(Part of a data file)
● ● ● ● ●

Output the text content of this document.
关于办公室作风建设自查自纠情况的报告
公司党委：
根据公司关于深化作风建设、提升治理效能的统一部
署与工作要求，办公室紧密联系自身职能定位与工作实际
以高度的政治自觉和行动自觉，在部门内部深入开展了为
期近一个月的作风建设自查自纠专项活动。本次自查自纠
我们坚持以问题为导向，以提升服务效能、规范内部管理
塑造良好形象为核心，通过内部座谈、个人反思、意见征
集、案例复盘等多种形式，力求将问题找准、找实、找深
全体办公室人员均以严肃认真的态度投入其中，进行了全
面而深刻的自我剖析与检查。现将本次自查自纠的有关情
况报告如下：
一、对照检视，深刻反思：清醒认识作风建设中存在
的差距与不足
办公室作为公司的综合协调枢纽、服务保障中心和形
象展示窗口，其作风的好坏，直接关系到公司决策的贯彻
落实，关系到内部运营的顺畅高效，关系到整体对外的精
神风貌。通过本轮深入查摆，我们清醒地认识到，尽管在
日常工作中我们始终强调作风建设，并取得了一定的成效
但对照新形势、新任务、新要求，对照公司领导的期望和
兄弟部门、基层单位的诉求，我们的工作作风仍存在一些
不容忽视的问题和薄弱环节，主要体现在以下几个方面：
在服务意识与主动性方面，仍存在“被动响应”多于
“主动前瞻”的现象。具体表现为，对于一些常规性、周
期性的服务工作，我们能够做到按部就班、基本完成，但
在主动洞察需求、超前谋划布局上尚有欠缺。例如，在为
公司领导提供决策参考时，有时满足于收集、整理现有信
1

● ● ● ● ●

Exercise task: Write the data back out verbatim.

Worked solution:
Output the text content of this document.
关于办公室作风建设自查自纠情况的报告
公司党委：
根据公司关于深化作风建设、提升治理效能的统一部
署与工作要求，办公室紧密联系自身职能定位与工作实际
以高度的政治自觉和行动自觉，在部门内部深入开展了为
期近一个月的作风建设自查自纠专项活动。本次自查自纠
我们坚持以问题为导向，以提升服务效能、规范内部管理
塑造良好形象为核心，通过内部座谈、个人反思、意见征
集、案例复盘等多种形式，力求将问题找准、找实、找深
全体办公室人员均以严肃认真的态度投入其中，进行了全
面而深刻的自我剖析与检查。现将本次自查自纠的有关情
况报告如下：
一、对照检视，深刻反思：清醒认识作风建设中存在
的差距与不足
办公室作为公司的综合协调枢纽、服务保障中心和形
象展示窗口，其作风的好坏，直接关系到公司决策的贯彻
落实，关系到内部运营的顺畅高效，关系到整体对外的精
神风貌。通过本轮深入查摆，我们清醒地认识到，尽管在
日常工作中我们始终强调作风建设，并取得了一定的成效
但对照新形势、新任务、新要求，对照公司领导的期望和
兄弟部门、基层单位的诉求，我们的工作作风仍存在一些
不容忽视的问题和薄弱环节，主要体现在以下几个方面：
在服务意识与主动性方面，仍存在“被动响应”多于
“主动前瞻”的现象。具体表现为，对于一些常规性、周
期性的服务工作，我们能够做到按部就班、基本完成，但
在主动洞察需求、超前谋划布局上尚有欠缺。例如，在为
公司领导提供决策参考时，有时满足于收集、整理现有信
1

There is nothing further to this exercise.